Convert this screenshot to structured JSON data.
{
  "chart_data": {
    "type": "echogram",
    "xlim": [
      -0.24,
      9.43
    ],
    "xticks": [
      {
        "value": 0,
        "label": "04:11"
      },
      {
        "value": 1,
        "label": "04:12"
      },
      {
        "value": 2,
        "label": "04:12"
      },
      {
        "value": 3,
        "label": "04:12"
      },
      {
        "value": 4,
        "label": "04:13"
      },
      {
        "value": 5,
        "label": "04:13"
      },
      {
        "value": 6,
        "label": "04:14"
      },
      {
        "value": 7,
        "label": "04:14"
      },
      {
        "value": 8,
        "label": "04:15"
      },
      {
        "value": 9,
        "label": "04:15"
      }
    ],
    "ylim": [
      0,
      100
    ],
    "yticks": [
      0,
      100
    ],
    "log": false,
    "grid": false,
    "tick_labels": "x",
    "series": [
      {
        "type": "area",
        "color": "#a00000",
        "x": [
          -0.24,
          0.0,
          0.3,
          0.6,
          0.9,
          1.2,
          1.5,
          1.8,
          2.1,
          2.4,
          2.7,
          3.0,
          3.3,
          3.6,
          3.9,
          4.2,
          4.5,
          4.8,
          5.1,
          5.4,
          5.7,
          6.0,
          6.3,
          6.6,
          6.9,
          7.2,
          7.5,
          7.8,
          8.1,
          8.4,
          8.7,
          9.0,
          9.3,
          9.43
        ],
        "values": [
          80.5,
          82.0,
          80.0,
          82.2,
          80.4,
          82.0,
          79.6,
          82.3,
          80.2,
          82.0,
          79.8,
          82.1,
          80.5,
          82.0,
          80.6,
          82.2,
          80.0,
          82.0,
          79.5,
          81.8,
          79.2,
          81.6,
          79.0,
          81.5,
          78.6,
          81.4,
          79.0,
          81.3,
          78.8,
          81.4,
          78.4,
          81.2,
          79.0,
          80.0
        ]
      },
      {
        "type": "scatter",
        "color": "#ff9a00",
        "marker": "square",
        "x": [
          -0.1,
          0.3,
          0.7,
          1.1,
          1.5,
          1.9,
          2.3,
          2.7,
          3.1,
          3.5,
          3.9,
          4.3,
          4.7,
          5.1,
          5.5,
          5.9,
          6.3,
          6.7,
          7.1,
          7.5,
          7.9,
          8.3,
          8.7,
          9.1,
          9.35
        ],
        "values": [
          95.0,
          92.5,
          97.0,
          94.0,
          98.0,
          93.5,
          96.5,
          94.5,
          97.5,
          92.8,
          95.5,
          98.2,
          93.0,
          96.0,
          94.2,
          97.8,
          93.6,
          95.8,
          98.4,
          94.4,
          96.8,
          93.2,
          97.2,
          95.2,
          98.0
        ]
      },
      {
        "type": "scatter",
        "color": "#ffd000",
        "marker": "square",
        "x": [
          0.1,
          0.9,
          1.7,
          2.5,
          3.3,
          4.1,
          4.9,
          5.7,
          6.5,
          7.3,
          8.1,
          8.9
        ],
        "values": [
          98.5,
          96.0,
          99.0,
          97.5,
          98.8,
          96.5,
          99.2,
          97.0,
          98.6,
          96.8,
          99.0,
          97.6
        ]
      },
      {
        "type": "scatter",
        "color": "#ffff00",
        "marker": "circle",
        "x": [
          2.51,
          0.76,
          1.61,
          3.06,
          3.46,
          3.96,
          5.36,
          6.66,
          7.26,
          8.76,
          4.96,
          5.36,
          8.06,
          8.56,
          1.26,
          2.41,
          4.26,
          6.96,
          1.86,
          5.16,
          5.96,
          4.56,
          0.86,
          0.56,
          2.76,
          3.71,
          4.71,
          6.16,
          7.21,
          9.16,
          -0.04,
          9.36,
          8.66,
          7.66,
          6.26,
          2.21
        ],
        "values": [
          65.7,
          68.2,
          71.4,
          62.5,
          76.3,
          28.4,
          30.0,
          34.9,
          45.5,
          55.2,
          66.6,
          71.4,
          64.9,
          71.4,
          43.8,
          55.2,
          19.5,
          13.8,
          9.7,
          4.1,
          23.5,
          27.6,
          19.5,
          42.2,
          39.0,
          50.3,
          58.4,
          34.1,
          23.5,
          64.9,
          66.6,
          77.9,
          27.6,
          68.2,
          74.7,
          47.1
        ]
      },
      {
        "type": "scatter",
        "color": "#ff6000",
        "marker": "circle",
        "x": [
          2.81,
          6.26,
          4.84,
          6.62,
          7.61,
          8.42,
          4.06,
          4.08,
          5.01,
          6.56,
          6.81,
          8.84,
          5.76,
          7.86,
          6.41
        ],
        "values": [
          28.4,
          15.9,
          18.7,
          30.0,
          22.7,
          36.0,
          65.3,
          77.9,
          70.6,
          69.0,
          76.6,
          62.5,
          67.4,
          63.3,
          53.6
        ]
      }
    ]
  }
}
======
## [INSTRUCTION]
Every line of the records above needs to be given again exactly.

## [WRITTEN REPLY]
Convert this screenshot to structured JSON data.
{
  "chart_data": {
    "type": "echogram",
    "xlim": [
      -0.24,
      9.43
    ],
    "xticks": [
      {
        "value": 0,
        "label": "04:11"
      },
      {
        "value": 1,
        "label": "04:12"
      },
      {
        "value": 2,
        "label": "04:12"
      },
      {
        "value": 3,
        "label": "04:12"
      },
      {
        "value": 4,
        "label": "04:13"
      },
      {
        "value": 5,
        "label": "04:13"
      },
      {
        "value": 6,
        "label": "04:14"
      },
      {
        "value": 7,
        "label": "04:14"
      },
      {
        "value": 8,
        "label": "04:15"
      },
      {
        "value": 9,
        "label": "04:15"
      }
    ],
    "ylim": [
      0,
      100
    ],
    "yticks": [
      0,
      100
    ],
    "log": false,
    "grid": false,
    "tick_labels": "x",
    "series": [
      {
        "type": "area",
        "color": "#a00000",
        "x": [
          -0.24,
          0.0,
          0.3,
          0.6,
          0.9,
          1.2,
          1.5,
          1.8,
          2.1,
          2.4,
          2.7,
          3.0,
          3.3,
          3.6,
          3.9,
          4.2,
          4.5,
          4.8,
          5.1,
          5.4,
          5.7,
          6.0,
          6.3,
          6.6,
          6.9,
          7.2,
          7.5,
          7.8,
          8.1,
          8.4,
          8.7,
          9.0,
          9.3,
          9.43
        ],
        "values": [
          80.5,
          82.0,
          80.0,
          82.2,
          80.4,
          82.0,
          79.6,
          82.3,
          80.2,
          82.0,
          79.8,
          82.1,
          80.5,
          82.0,
          80.6,
          82.2,
          80.0,
          82.0,
          79.5,
          81.8,
          79.2,
          81.6,
          79.0,
          81.5,
          78.6,
          81.4,
          79.0,
          81.3,
          78.8,
          81.4,
          78.4,
          81.2,
          79.0,
          80.0
        ]
      },
      {
        "type": "scatter",
        "color": "#ff9a00",
        "marker": "square",
        "x": [
          -0.1,
          0.3,
          0.7,
          1.1,
          1.5,
          1.9,
          2.3,
          2.7,
          3.1,
          3.5,
          3.9,
          4.3,
          4.7,
          5.1,
          5.5,
          5.9,
          6.3,
          6.7,
          7.1,
          7.5,
          7.9,
          8.3,
          8.7,
          9.1,
          9.35
        ],
        "values": [
          95.0,
          92.5,
          97.0,
          94.0,
          98.0,
          93.5,
          96.5,
          94.5,
          97.5,
          92.8,
          95.5,
          98.2,
          93.0,
          96.0,
          94.2,
          97.8,
          93.6,
          95.8,
          98.4,
          94.4,
          96.8,
          93.2,
          97.2,
          95.2,
          98.0
        ]
      },
      {
        "type": "scatter",
        "color": "#ffd000",
        "marker": "square",
        "x": [
          0.1,
          0.9,
          1.7,
          2.5,
          3.3,
          4.1,
          4.9,
          5.7,
          6.5,
          7.3,
          8.1,
          8.9
        ],
        "values": [
          98.5,
          96.0,
          99.0,
          97.5,
          98.8,
          96.5,
          99.2,
          97.0,
          98.6,
          96.8,
          99.0,
          97.6
        ]
      },
      {
        "type": "scatter",
        "color": "#ffff00",
        "marker": "circle",
        "x": [
          2.51,
          0.76,
          1.61,
          3.06,
          3.46,
          3.96,
          5.36,
          6.66,
          7.26,
          8.76,
          4.96,
          5.36,
          8.06,
          8.56,
          1.26,
          2.41,
          4.26,
          6.96,
          1.86,
          5.16,
          5.96,
          4.56,
          0.86,
          0.56,
          2.76,
          3.71,
          4.71,
          6.16,
          7.21,
          9.16,
          -0.04,
          9.36,
          8.66,
          7.66,
          6.26,
          2.21
        ],
        "values": [
          65.7,
          68.2,
          71.4,
          62.5,
          76.3,
          28.4,
          30.0,
          34.9,
          45.5,
          55.2,
          66.6,
          71.4,
          64.9,
          71.4,
          43.8,
          55.2,
          19.5,
          13.8,
          9.7,
          4.1,
          23.5,
          27.6,
          19.5,
          42.2,
          39.0,
          50.3,
          58.4,
          34.1,
          23.5,
          64.9,
          66.6,
          77.9,
          27.6,
          68.2,
          74.7,
          47.1
        ]
      },
      {
        "type": "scatter",
        "color": "#ff6000",
        "marker": "circle",
        "x": [
          2.81,
          6.26,
          4.84,
          6.62,
          7.61,
          8.42,
          4.06,
          4.08,
          5.01,
          6.56,
          6.81,
          8.84,
          5.76,
          7.86,
          6.41
        ],
        "values": [
          28.4,
          15.9,
          18.7,
          30.0,
          22.7,
          36.0,
          65.3,
          77.9,
          70.6,
          69.0,
          76.6,
          62.5,
          67.4,
          63.3,
          53.6
        ]
      }
    ]
  }
}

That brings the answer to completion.